**DATASET ROWS**
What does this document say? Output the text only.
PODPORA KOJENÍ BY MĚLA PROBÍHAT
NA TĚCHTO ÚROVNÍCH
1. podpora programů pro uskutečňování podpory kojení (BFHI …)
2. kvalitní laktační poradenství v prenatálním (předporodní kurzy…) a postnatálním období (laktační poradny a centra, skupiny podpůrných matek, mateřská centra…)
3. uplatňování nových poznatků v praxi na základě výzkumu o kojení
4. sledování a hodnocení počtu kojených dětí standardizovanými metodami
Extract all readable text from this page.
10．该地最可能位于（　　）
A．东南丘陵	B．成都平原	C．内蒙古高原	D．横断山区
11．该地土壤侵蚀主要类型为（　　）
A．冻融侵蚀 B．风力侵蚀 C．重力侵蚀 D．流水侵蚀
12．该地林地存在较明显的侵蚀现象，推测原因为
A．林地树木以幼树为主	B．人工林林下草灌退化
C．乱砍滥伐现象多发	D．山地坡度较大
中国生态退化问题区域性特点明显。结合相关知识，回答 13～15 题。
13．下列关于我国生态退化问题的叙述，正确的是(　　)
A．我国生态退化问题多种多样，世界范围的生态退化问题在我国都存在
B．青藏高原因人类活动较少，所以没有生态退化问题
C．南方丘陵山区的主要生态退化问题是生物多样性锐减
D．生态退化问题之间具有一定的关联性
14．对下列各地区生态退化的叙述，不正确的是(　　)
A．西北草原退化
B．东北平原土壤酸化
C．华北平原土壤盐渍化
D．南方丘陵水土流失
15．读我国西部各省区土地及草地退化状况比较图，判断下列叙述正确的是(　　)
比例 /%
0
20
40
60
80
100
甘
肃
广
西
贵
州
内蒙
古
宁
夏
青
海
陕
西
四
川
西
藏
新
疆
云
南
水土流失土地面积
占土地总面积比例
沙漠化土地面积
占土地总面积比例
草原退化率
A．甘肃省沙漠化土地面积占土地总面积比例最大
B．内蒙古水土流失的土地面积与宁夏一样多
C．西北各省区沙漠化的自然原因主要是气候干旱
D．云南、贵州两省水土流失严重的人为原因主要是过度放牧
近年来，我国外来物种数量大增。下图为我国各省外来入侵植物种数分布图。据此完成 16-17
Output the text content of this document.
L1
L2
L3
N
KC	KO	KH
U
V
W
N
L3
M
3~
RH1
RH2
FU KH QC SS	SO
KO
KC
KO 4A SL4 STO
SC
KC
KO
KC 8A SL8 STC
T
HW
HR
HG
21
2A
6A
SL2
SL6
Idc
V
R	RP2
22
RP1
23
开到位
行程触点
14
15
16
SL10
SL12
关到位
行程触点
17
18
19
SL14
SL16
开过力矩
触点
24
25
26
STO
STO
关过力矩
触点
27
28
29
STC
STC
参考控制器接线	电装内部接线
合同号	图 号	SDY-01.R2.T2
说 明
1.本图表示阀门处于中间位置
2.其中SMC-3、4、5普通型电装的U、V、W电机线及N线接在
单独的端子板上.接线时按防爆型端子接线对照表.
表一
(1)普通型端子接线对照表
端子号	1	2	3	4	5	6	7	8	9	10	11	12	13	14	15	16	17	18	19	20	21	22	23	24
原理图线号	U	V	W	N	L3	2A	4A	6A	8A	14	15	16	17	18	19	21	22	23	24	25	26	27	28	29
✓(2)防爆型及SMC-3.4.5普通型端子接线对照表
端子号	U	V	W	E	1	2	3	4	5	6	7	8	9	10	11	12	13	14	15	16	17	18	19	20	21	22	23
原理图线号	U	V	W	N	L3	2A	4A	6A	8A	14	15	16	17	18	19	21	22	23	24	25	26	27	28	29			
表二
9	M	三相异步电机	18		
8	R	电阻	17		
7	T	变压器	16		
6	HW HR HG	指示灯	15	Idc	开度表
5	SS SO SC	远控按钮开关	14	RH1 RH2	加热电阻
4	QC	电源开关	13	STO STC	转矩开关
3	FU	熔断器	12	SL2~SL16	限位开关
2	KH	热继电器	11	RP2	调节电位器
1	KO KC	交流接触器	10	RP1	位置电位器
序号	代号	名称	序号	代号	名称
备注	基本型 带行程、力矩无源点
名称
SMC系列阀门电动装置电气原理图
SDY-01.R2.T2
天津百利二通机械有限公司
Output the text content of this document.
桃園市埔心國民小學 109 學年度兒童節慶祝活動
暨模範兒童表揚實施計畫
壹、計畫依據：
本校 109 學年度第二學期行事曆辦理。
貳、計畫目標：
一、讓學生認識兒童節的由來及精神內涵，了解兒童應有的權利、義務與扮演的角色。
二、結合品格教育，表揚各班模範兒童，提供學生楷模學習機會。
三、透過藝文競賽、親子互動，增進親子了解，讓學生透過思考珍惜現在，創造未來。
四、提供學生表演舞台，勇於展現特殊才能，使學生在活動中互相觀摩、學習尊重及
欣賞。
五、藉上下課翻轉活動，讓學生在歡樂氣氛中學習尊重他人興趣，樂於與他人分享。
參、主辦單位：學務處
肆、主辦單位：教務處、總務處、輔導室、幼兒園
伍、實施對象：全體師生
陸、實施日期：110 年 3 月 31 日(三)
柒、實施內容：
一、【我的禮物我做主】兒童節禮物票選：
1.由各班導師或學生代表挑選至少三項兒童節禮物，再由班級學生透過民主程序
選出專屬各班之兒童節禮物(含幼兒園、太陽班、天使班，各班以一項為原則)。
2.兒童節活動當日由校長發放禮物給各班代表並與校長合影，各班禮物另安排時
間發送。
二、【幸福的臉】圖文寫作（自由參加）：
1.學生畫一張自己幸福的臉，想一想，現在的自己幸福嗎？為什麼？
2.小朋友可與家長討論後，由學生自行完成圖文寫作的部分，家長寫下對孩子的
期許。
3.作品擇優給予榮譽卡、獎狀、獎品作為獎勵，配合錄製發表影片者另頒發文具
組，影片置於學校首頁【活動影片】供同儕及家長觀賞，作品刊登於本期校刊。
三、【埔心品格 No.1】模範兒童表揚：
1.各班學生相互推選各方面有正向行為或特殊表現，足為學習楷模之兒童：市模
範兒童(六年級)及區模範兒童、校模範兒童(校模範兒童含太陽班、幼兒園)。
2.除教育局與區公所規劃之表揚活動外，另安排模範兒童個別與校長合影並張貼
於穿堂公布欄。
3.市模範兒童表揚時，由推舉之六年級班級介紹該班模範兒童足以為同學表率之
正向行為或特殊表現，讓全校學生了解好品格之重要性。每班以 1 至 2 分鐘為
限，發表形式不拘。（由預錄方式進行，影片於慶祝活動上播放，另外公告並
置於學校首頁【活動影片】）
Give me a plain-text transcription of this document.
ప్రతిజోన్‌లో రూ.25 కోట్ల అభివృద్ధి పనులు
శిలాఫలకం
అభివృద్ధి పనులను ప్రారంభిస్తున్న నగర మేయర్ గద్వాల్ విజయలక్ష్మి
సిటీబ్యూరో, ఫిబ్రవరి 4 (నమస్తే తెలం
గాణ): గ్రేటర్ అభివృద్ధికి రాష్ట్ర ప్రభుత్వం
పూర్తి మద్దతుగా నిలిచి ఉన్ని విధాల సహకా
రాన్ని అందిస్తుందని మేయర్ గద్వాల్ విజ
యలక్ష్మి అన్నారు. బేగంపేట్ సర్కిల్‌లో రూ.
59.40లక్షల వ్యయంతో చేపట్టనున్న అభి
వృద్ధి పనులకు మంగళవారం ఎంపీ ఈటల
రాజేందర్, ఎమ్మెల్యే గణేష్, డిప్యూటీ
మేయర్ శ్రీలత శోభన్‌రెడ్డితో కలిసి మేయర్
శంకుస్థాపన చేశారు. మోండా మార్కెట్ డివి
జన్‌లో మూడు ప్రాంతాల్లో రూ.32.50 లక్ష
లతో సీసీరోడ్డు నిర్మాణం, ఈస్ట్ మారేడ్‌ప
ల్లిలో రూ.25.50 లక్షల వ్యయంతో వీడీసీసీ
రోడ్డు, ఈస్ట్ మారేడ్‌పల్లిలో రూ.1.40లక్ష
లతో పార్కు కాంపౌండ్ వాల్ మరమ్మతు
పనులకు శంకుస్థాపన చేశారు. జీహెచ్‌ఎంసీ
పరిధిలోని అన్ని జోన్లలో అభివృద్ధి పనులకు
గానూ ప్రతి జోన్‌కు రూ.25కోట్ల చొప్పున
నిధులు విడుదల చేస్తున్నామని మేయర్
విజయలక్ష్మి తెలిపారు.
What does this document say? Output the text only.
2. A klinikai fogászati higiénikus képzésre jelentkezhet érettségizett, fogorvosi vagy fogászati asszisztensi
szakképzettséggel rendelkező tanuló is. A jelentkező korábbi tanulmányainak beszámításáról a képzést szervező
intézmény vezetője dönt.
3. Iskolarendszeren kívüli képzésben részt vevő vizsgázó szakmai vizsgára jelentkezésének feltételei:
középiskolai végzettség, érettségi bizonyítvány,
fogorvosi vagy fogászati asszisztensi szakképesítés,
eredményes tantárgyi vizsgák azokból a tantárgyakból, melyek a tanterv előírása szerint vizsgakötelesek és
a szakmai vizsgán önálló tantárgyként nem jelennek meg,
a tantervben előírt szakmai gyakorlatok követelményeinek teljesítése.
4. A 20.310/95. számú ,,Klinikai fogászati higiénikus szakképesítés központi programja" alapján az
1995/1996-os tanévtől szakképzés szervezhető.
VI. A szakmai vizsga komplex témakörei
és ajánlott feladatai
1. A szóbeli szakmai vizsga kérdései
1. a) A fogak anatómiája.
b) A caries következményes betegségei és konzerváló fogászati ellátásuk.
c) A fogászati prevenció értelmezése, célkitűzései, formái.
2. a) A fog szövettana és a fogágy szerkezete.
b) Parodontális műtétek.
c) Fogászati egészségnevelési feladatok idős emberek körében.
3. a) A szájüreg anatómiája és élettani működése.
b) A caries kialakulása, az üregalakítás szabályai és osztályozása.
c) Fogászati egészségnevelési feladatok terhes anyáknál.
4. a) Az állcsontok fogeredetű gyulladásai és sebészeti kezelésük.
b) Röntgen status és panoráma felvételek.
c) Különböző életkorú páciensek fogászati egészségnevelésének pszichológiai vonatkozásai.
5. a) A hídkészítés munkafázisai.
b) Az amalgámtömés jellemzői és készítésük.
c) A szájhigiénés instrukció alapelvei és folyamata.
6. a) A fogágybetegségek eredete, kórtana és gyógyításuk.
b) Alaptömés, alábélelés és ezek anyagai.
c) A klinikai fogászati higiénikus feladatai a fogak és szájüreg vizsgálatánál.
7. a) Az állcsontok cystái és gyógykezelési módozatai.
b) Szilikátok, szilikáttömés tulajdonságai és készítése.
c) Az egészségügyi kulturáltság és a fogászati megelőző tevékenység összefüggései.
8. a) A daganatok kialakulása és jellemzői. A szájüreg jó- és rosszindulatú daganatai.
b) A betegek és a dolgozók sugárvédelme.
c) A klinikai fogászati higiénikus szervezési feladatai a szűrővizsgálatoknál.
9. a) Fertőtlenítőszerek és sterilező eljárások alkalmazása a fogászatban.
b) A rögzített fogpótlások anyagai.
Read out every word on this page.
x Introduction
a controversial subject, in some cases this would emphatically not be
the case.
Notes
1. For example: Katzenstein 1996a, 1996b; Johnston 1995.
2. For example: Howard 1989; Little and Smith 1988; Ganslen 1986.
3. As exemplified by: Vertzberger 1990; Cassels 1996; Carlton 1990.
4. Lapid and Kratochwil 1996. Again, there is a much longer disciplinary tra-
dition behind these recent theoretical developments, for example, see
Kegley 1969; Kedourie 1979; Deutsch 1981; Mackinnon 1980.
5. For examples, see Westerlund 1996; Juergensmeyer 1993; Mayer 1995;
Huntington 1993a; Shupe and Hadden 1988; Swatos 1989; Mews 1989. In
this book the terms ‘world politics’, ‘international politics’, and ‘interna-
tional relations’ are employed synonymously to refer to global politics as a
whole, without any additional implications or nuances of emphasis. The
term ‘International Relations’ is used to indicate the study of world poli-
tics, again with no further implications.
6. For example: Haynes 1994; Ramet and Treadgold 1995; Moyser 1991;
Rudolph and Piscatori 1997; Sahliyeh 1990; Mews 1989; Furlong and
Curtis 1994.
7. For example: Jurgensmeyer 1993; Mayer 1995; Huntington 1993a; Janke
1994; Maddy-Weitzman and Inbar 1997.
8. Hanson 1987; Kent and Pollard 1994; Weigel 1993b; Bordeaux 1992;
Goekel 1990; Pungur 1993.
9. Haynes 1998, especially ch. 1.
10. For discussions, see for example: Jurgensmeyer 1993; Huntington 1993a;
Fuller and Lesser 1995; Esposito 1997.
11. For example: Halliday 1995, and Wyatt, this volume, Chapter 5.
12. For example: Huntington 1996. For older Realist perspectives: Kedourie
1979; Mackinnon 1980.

**EXERCISE AIM**
Determine how many of the lines above hold the word "feladatai", and output that number by itself.

**FULL SOLUTION**
3